* Begin Provided records *

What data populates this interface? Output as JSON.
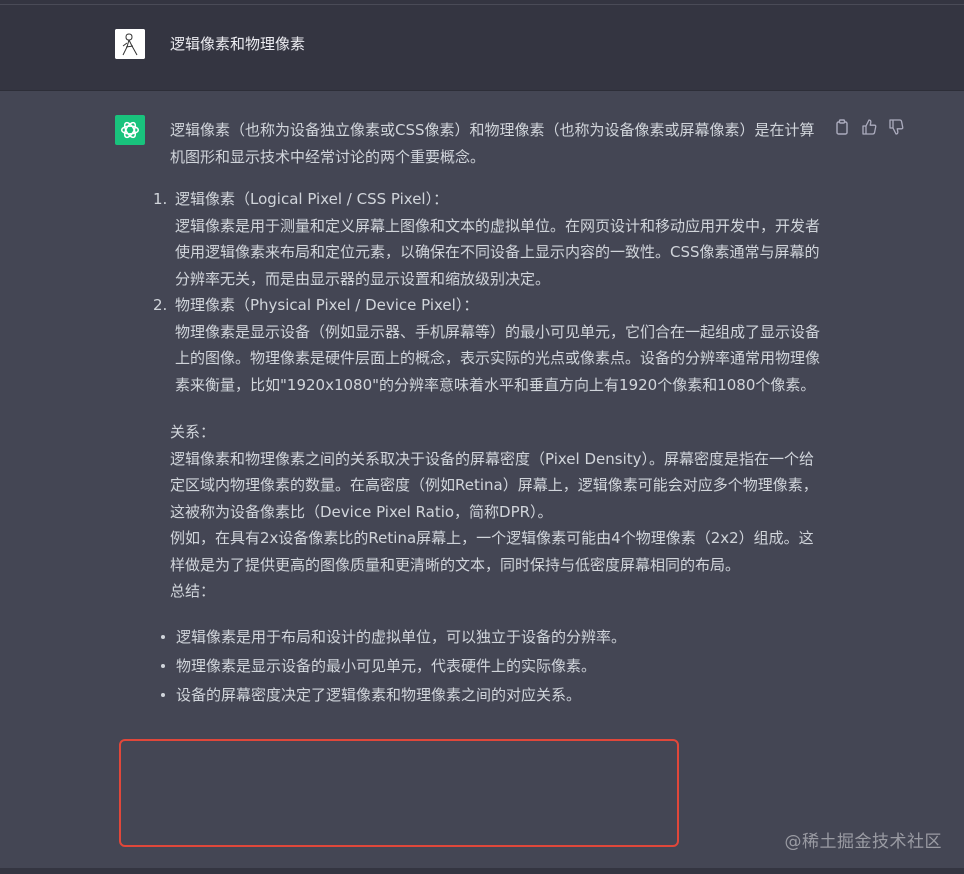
{
  "user": {
    "message": "逻辑像素和物理像素"
  },
  "assistant": {
    "intro": "逻辑像素（也称为设备独立像素或CSS像素）和物理像素（也称为设备像素或屏幕像素）是在计算机图形和显示技术中经常讨论的两个重要概念。",
    "items": [
      {
        "num": "1.",
        "title": "逻辑像素（Logical Pixel / CSS Pixel）：",
        "body": "逻辑像素是用于测量和定义屏幕上图像和文本的虚拟单位。在网页设计和移动应用开发中，开发者使用逻辑像素来布局和定位元素，以确保在不同设备上显示内容的一致性。CSS像素通常与屏幕的分辨率无关，而是由显示器的显示设置和缩放级别决定。"
      },
      {
        "num": "2.",
        "title": "物理像素（Physical Pixel / Device Pixel）：",
        "body": "物理像素是显示设备（例如显示器、手机屏幕等）的最小可见单元，它们合在一起组成了显示设备上的图像。物理像素是硬件层面上的概念，表示实际的光点或像素点。设备的分辨率通常用物理像素来衡量，比如\"1920x1080\"的分辨率意味着水平和垂直方向上有1920个像素和1080个像素。"
      }
    ],
    "relation_head": "关系：",
    "relation_body": "逻辑像素和物理像素之间的关系取决于设备的屏幕密度（Pixel Density）。屏幕密度是指在一个给定区域内物理像素的数量。在高密度（例如Retina）屏幕上，逻辑像素可能会对应多个物理像素，这被称为设备像素比（Device Pixel Ratio，简称DPR）。",
    "example": "例如，在具有2x设备像素比的Retina屏幕上，一个逻辑像素可能由4个物理像素（2x2）组成。这样做是为了提供更高的图像质量和更清晰的文本，同时保持与低密度屏幕相同的布局。",
    "summary_head": "总结：",
    "bullets": [
      "逻辑像素是用于布局和设计的虚拟单位，可以独立于设备的分辨率。",
      "物理像素是显示设备的最小可见单元，代表硬件上的实际像素。",
      "设备的屏幕密度决定了逻辑像素和物理像素之间的对应关系。"
    ]
  },
  "icons": {
    "copy": "clipboard-icon",
    "like": "thumbs-up-icon",
    "dislike": "thumbs-down-icon",
    "bot": "openai-logo-icon"
  },
  "colors": {
    "bot_avatar": "#19c37d",
    "highlight": "#e0473a"
  },
  "watermark": "@稀土掘金技术社区"
}
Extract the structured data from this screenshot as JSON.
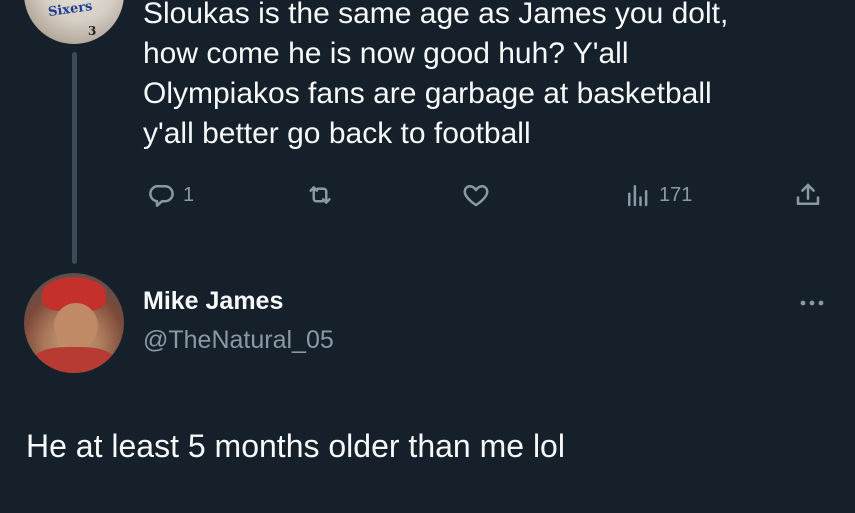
{
  "parent_tweet": {
    "avatar_icon": "user-avatar-icon",
    "avatar_jersey_text": "Sixers",
    "avatar_jersey_number": "3",
    "text_lines": [
      "Sloukas is the same age as James you dolt,",
      "how come he is now good huh? Y'all",
      "Olympiakos fans are garbage at basketball",
      "y'all better go back to football"
    ],
    "actions": {
      "reply_icon": "reply-icon",
      "reply_count": "1",
      "retweet_icon": "retweet-icon",
      "like_icon": "heart-icon",
      "views_icon": "views-icon",
      "views_count": "171",
      "share_icon": "share-icon"
    }
  },
  "reply_tweet": {
    "avatar_icon": "user-avatar-icon",
    "display_name": "Mike James",
    "handle": "@TheNatural_05",
    "more_icon": "more-icon",
    "text": "He at least 5 months older than me lol"
  },
  "colors": {
    "background": "#15202b",
    "text_primary": "#f7f9f9",
    "text_secondary": "#8b98a5",
    "thread_line": "#3a4a58"
  }
}
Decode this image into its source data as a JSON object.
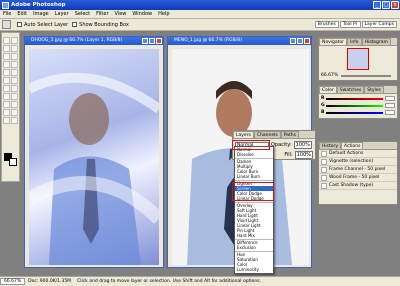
{
  "window": {
    "title": "Adobe Photoshop"
  },
  "menu": [
    "File",
    "Edit",
    "Image",
    "Layer",
    "Select",
    "Filter",
    "View",
    "Window",
    "Help"
  ],
  "options": {
    "auto_select": "Auto Select Layer",
    "bounding": "Show Bounding Box"
  },
  "well_tabs": [
    "Brushes",
    "Tool Pr",
    "Layer Comps"
  ],
  "doc1": {
    "title": "DHOOG_1.jpg @ 66.7% (Layer 1, RGB/8)"
  },
  "doc2": {
    "title": "MENO_1.jpg @ 66.7% (RGB/8)"
  },
  "navigator": {
    "tabs": [
      "Navigator",
      "Info",
      "Histogram"
    ],
    "zoom": "66.67%"
  },
  "color": {
    "tabs": [
      "Color",
      "Swatches",
      "Styles"
    ],
    "r": "R",
    "g": "G",
    "b": "B"
  },
  "history": {
    "tabs": [
      "History",
      "Actions"
    ],
    "items": [
      "Default Actions",
      "Vignette (selection)",
      "Frame Channel - 50 pixel",
      "Wood Frame - 50 pixel",
      "Cast Shadow (type)"
    ]
  },
  "layers": {
    "tabs": [
      "Layers",
      "Channels",
      "Paths"
    ],
    "mode": "Normal",
    "opacity_label": "Opacity:",
    "opacity": "100%",
    "fill_label": "Fill:",
    "fill": "100%"
  },
  "blend_modes": [
    "Normal",
    "Dissolve",
    "",
    "Darken",
    "Multiply",
    "Color Burn",
    "Linear Burn",
    "",
    "Lighten",
    "Screen",
    "Color Dodge",
    "Linear Dodge",
    "",
    "Overlay",
    "Soft Light",
    "Hard Light",
    "Vivid Light",
    "Linear Light",
    "Pin Light",
    "Hard Mix",
    "",
    "Difference",
    "Exclusion",
    "",
    "Hue",
    "Saturation",
    "Color",
    "Luminosity"
  ],
  "status": {
    "zoom": "66.67%",
    "doc": "Doc: 900.0K/1.35M",
    "hint": "Click and drag to move layer or selection.  Use Shift and Alt for additional options."
  },
  "colors": {
    "accent": "#e01010",
    "titlebar": "#0a3cb8"
  }
}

* End Provided records *

» **Instructions for the task**
Reproduce the whole listing word for word, setting aside any pictures.

» **Final result**
What data populates this interface? Output as JSON.
{
  "user": {
    "message": "逻辑像素和物理像素"
  },
  "assistant": {
    "intro": "逻辑像素（也称为设备独立像素或CSS像素）和物理像素（也称为设备像素或屏幕像素）是在计算机图形和显示技术中经常讨论的两个重要概念。",
    "items": [
      {
        "num": "1.",
        "title": "逻辑像素（Logical Pixel / CSS Pixel）：",
        "body": "逻辑像素是用于测量和定义屏幕上图像和文本的虚拟单位。在网页设计和移动应用开发中，开发者使用逻辑像素来布局和定位元素，以确保在不同设备上显示内容的一致性。CSS像素通常与屏幕的分辨率无关，而是由显示器的显示设置和缩放级别决定。"
      },
      {
        "num": "2.",
        "title": "物理像素（Physical Pixel / Device Pixel）：",
        "body": "物理像素是显示设备（例如显示器、手机屏幕等）的最小可见单元，它们合在一起组成了显示设备上的图像。物理像素是硬件层面上的概念，表示实际的光点或像素点。设备的分辨率通常用物理像素来衡量，比如\"1920x1080\"的分辨率意味着水平和垂直方向上有1920个像素和1080个像素。"
      }
    ],
    "relation_head": "关系：",
    "relation_body": "逻辑像素和物理像素之间的关系取决于设备的屏幕密度（Pixel Density）。屏幕密度是指在一个给定区域内物理像素的数量。在高密度（例如Retina）屏幕上，逻辑像素可能会对应多个物理像素，这被称为设备像素比（Device Pixel Ratio，简称DPR）。",
    "example": "例如，在具有2x设备像素比的Retina屏幕上，一个逻辑像素可能由4个物理像素（2x2）组成。这样做是为了提供更高的图像质量和更清晰的文本，同时保持与低密度屏幕相同的布局。",
    "summary_head": "总结：",
    "bullets": [
      "逻辑像素是用于布局和设计的虚拟单位，可以独立于设备的分辨率。",
      "物理像素是显示设备的最小可见单元，代表硬件上的实际像素。",
      "设备的屏幕密度决定了逻辑像素和物理像素之间的对应关系。"
    ]
  },
  "icons": {
    "copy": "clipboard-icon",
    "like": "thumbs-up-icon",
    "dislike": "thumbs-down-icon",
    "bot": "openai-logo-icon"
  },
  "colors": {
    "bot_avatar": "#19c37d",
    "highlight": "#e0473a"
  },
  "watermark": "@稀土掘金技术社区"
}
Extract the structured data from this screenshot as JSON.
{
  "parent_tweet": {
    "avatar_icon": "user-avatar-icon",
    "avatar_jersey_text": "Sixers",
    "avatar_jersey_number": "3",
    "text_lines": [
      "Sloukas is the same age as James you dolt,",
      "how come he is now good huh? Y'all",
      "Olympiakos fans are garbage at basketball",
      "y'all better go back to football"
    ],
    "actions": {
      "reply_icon": "reply-icon",
      "reply_count": "1",
      "retweet_icon": "retweet-icon",
      "like_icon": "heart-icon",
      "views_icon": "views-icon",
      "views_count": "171",
      "share_icon": "share-icon"
    }
  },
  "reply_tweet": {
    "avatar_icon": "user-avatar-icon",
    "display_name": "Mike James",
    "handle": "@TheNatural_05",
    "more_icon": "more-icon",
    "text": "He at least 5 months older than me lol"
  },
  "colors": {
    "background": "#15202b",
    "text_primary": "#f7f9f9",
    "text_secondary": "#8b98a5",
    "thread_line": "#3a4a58"
  }
}
Decode this image into its source data as a JSON object.
{
  "window": {
    "title": "Adobe Photoshop"
  },
  "menu": [
    "File",
    "Edit",
    "Image",
    "Layer",
    "Select",
    "Filter",
    "View",
    "Window",
    "Help"
  ],
  "options": {
    "auto_select": "Auto Select Layer",
    "bounding": "Show Bounding Box"
  },
  "well_tabs": [
    "Brushes",
    "Tool Pr",
    "Layer Comps"
  ],
  "doc1": {
    "title": "DHOOG_1.jpg @ 66.7% (Layer 1, RGB/8)"
  },
  "doc2": {
    "title": "MENO_1.jpg @ 66.7% (RGB/8)"
  },
  "navigator": {
    "tabs": [
      "Navigator",
      "Info",
      "Histogram"
    ],
    "zoom": "66.67%"
  },
  "color": {
    "tabs": [
      "Color",
      "Swatches",
      "Styles"
    ],
    "r": "R",
    "g": "G",
    "b": "B"
  },
  "history": {
    "tabs": [
      "History",
      "Actions"
    ],
    "items": [
      "Default Actions",
      "Vignette (selection)",
      "Frame Channel - 50 pixel",
      "Wood Frame - 50 pixel",
      "Cast Shadow (type)"
    ]
  },
  "layers": {
    "tabs": [
      "Layers",
      "Channels",
      "Paths"
    ],
    "mode": "Normal",
    "opacity_label": "Opacity:",
    "opacity": "100%",
    "fill_label": "Fill:",
    "fill": "100%"
  },
  "blend_modes": [
    "Normal",
    "Dissolve",
    "",
    "Darken",
    "Multiply",
    "Color Burn",
    "Linear Burn",
    "",
    "Lighten",
    "Screen",
    "Color Dodge",
    "Linear Dodge",
    "",
    "Overlay",
    "Soft Light",
    "Hard Light",
    "Vivid Light",
    "Linear Light",
    "Pin Light",
    "Hard Mix",
    "",
    "Difference",
    "Exclusion",
    "",
    "Hue",
    "Saturation",
    "Color",
    "Luminosity"
  ],
  "status": {
    "zoom": "66.67%",
    "doc": "Doc: 900.0K/1.35M",
    "hint": "Click and drag to move layer or selection.  Use Shift and Alt for additional options."
  },
  "colors": {
    "accent": "#e01010",
    "titlebar": "#0a3cb8"
  }
}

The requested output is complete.